Data entries ▸
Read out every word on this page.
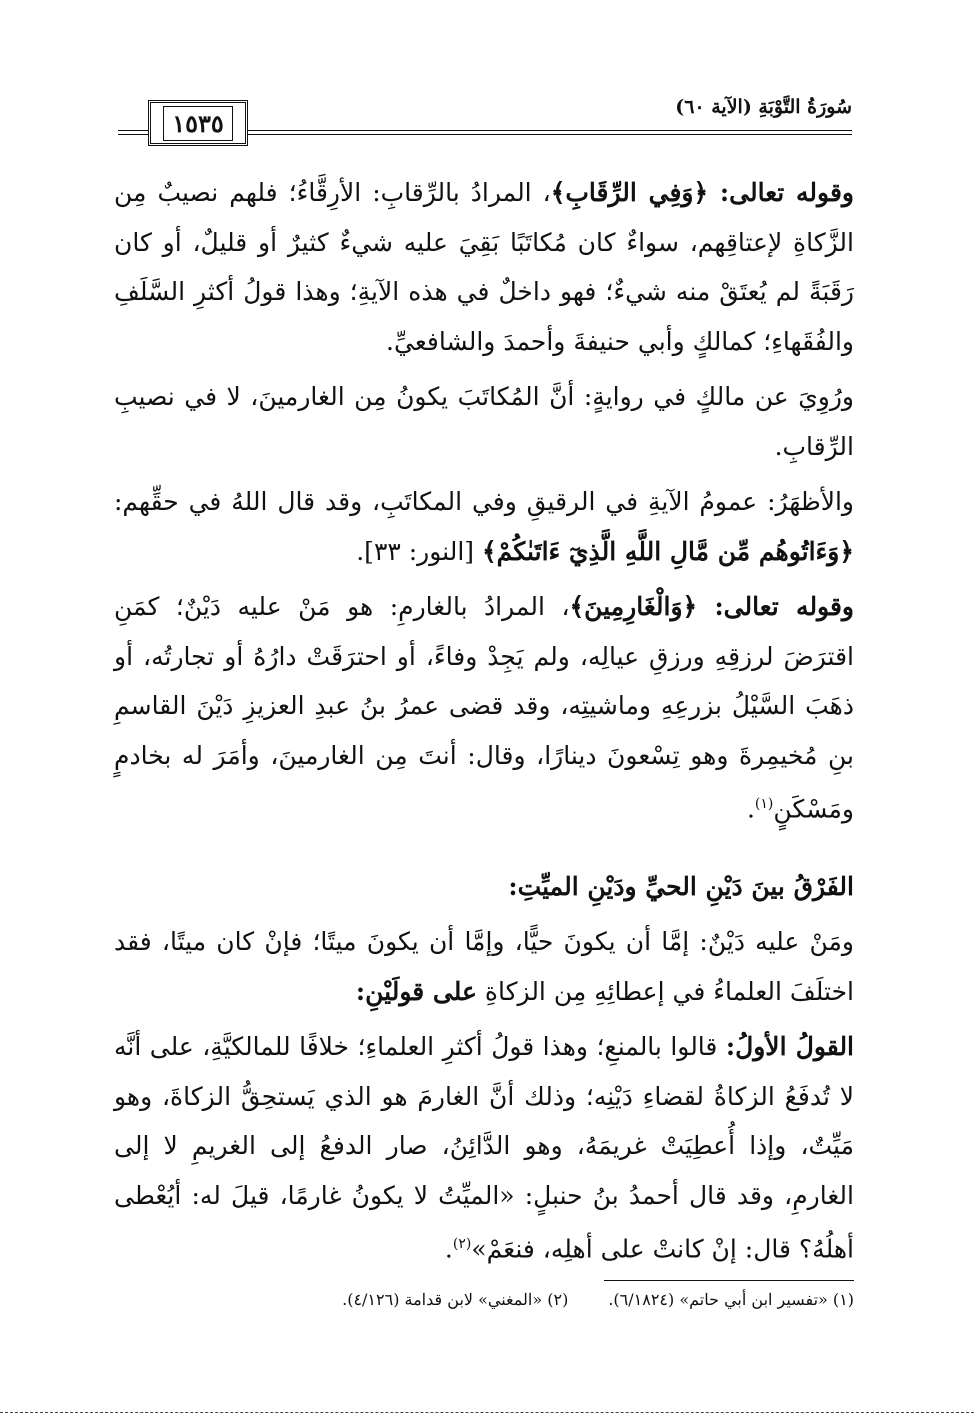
سُورَةُ التَّوْبَةِ (الآية ٦٠)
١٥٣٥

وقوله تعالى: ﴿وَفِي الرِّقَابِ﴾، المرادُ بالرِّقابِ: الأرِقَّاءُ؛ فلهم نصيبٌ مِن الزَّكاةِ لإعتاقِهم، سواءٌ كان مُكاتَبًا بَقِيَ عليه شيءٌ كثيرٌ أو قليلٌ، أو كان رَقَبَةً لم يُعتَقْ منه شيءٌ؛ فهو داخلٌ في هذه الآيةِ؛ وهذا قولُ أكثرِ السَّلَفِ والفُقَهاءِ؛ كمالكٍ وأبي حنيفةَ وأحمدَ والشافعيِّ.

ورُوِيَ عن مالكٍ في روايةٍ: أنَّ المُكاتَبَ يكونُ مِن الغارمينَ، لا في نصيبِ الرِّقابِ.

والأظهَرُ: عمومُ الآيةِ في الرقيقِ وفي المكاتَبِ، وقد قال اللهُ في حقِّهم: ﴿وَءَاتُوهُم مِّن مَّالِ اللَّهِ الَّذِيٓ ءَاتَىٰكُمْ﴾ [النور: ٣٣].

وقوله تعالى: ﴿وَالْغَارِمِينَ﴾، المرادُ بالغارمِ: هو مَنْ عليه دَيْنٌ؛ كمَنِ اقترَضَ لرزقِهِ ورزقِ عيالِه، ولم يَجِدْ وفاءً، أو احترَقَتْ دارُهُ أو تجارتُه، أو ذهَبَ السَّيْلُ بزرعِهِ وماشيتِه، وقد قضى عمرُ بنُ عبدِ العزيزِ دَيْنَ القاسمِ بنِ مُخيمِرةَ وهو تِسْعونَ دينارًا، وقال: أنتَ مِن الغارمينَ، وأمَرَ له بخادمٍ ومَسْكَنٍ$^{(١)}$.

الفَرْقُ بينَ دَيْنِ الحيِّ ودَيْنِ الميِّتِ:

ومَنْ عليه دَيْنٌ: إمَّا أن يكونَ حيًّا، وإمَّا أن يكونَ ميتًا؛ فإنْ كان ميتًا، فقد اختلَفَ العلماءُ في إعطائِهِ مِن الزكاةِ على قولَيْنِ:

القولُ الأولُ: قالوا بالمنعِ؛ وهذا قولُ أكثرِ العلماءِ؛ خلافًا للمالكيَّةِ، على أنَّه لا تُدفَعُ الزكاةُ لقضاءِ دَيْنِه؛ وذلك أنَّ الغارمَ هو الذي يَستحِقُّ الزكاةَ، وهو مَيِّتٌ، وإذا أُعطِيَتْ غريمَهُ، وهو الدَّائِنُ، صار الدفعُ إلى الغريمِ لا إلى الغارمِ، وقد قال أحمدُ بنُ حنبلٍ: «الميِّتُ لا يكونُ غارمًا، قيلَ له: أيُعْطى أهلُهُ؟ قال: إنْ كانتْ على أهلِه، فنعَمْ»$^{(٢)}$.

(١) «تفسير ابن أبي حاتم» (٦/١٨٢٤).
(٢) «المغني» لابن قدامة (٤/١٢٦).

Given instruction ▸ Print the records word for word and exclude any picture they hold.

Answer for the task ▸
Read out every word on this page.
سُورَةُ التَّوْبَةِ (الآية ٦٠)
١٥٣٥

وقوله تعالى: ﴿وَفِي الرِّقَابِ﴾، المرادُ بالرِّقابِ: الأرِقَّاءُ؛ فلهم نصيبٌ مِن الزَّكاةِ لإعتاقِهم، سواءٌ كان مُكاتَبًا بَقِيَ عليه شيءٌ كثيرٌ أو قليلٌ، أو كان رَقَبَةً لم يُعتَقْ منه شيءٌ؛ فهو داخلٌ في هذه الآيةِ؛ وهذا قولُ أكثرِ السَّلَفِ والفُقَهاءِ؛ كمالكٍ وأبي حنيفةَ وأحمدَ والشافعيِّ.

ورُوِيَ عن مالكٍ في روايةٍ: أنَّ المُكاتَبَ يكونُ مِن الغارمينَ، لا في نصيبِ الرِّقابِ.

والأظهَرُ: عمومُ الآيةِ في الرقيقِ وفي المكاتَبِ، وقد قال اللهُ في حقِّهم: ﴿وَءَاتُوهُم مِّن مَّالِ اللَّهِ الَّذِيٓ ءَاتَىٰكُمْ﴾ [النور: ٣٣].

وقوله تعالى: ﴿وَالْغَارِمِينَ﴾، المرادُ بالغارمِ: هو مَنْ عليه دَيْنٌ؛ كمَنِ اقترَضَ لرزقِهِ ورزقِ عيالِه، ولم يَجِدْ وفاءً، أو احترَقَتْ دارُهُ أو تجارتُه، أو ذهَبَ السَّيْلُ بزرعِهِ وماشيتِه، وقد قضى عمرُ بنُ عبدِ العزيزِ دَيْنَ القاسمِ بنِ مُخيمِرةَ وهو تِسْعونَ دينارًا، وقال: أنتَ مِن الغارمينَ، وأمَرَ له بخادمٍ ومَسْكَنٍ$^{(١)}$.

الفَرْقُ بينَ دَيْنِ الحيِّ ودَيْنِ الميِّتِ:

ومَنْ عليه دَيْنٌ: إمَّا أن يكونَ حيًّا، وإمَّا أن يكونَ ميتًا؛ فإنْ كان ميتًا، فقد اختلَفَ العلماءُ في إعطائِهِ مِن الزكاةِ على قولَيْنِ:

القولُ الأولُ: قالوا بالمنعِ؛ وهذا قولُ أكثرِ العلماءِ؛ خلافًا للمالكيَّةِ، على أنَّه لا تُدفَعُ الزكاةُ لقضاءِ دَيْنِه؛ وذلك أنَّ الغارمَ هو الذي يَستحِقُّ الزكاةَ، وهو مَيِّتٌ، وإذا أُعطِيَتْ غريمَهُ، وهو الدَّائِنُ، صار الدفعُ إلى الغريمِ لا إلى الغارمِ، وقد قال أحمدُ بنُ حنبلٍ: «الميِّتُ لا يكونُ غارمًا، قيلَ له: أيُعْطى أهلُهُ؟ قال: إنْ كانتْ على أهلِه، فنعَمْ»$^{(٢)}$.

(١) «تفسير ابن أبي حاتم» (٦/١٨٢٤).
(٢) «المغني» لابن قدامة (٤/١٢٦).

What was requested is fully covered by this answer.